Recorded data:

· · ·

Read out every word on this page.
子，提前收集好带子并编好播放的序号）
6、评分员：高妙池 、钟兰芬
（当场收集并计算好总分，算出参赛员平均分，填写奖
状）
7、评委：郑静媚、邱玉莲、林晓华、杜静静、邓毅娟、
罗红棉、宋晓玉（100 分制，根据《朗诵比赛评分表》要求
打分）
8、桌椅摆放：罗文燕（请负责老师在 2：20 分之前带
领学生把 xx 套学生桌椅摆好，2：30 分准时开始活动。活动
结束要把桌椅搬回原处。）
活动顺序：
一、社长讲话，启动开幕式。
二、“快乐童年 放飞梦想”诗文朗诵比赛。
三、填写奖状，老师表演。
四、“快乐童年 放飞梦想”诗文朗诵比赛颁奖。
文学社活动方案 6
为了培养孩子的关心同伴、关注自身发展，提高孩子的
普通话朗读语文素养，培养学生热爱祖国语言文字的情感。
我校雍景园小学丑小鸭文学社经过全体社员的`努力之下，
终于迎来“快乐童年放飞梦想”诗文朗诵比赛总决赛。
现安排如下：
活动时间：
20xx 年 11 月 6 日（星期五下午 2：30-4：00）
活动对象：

· · ·

Task description: Output the listing above without altering a single character.

Solved problem:
Read out every word on this page.
子，提前收集好带子并编好播放的序号）
6、评分员：高妙池 、钟兰芬
（当场收集并计算好总分，算出参赛员平均分，填写奖
状）
7、评委：郑静媚、邱玉莲、林晓华、杜静静、邓毅娟、
罗红棉、宋晓玉（100 分制，根据《朗诵比赛评分表》要求
打分）
8、桌椅摆放：罗文燕（请负责老师在 2：20 分之前带
领学生把 xx 套学生桌椅摆好，2：30 分准时开始活动。活动
结束要把桌椅搬回原处。）
活动顺序：
一、社长讲话，启动开幕式。
二、“快乐童年 放飞梦想”诗文朗诵比赛。
三、填写奖状，老师表演。
四、“快乐童年 放飞梦想”诗文朗诵比赛颁奖。
文学社活动方案 6
为了培养孩子的关心同伴、关注自身发展，提高孩子的
普通话朗读语文素养，培养学生热爱祖国语言文字的情感。
我校雍景园小学丑小鸭文学社经过全体社员的`努力之下，
终于迎来“快乐童年放飞梦想”诗文朗诵比赛总决赛。
现安排如下：
活动时间：
20xx 年 11 月 6 日（星期五下午 2：30-4：00）
活动对象：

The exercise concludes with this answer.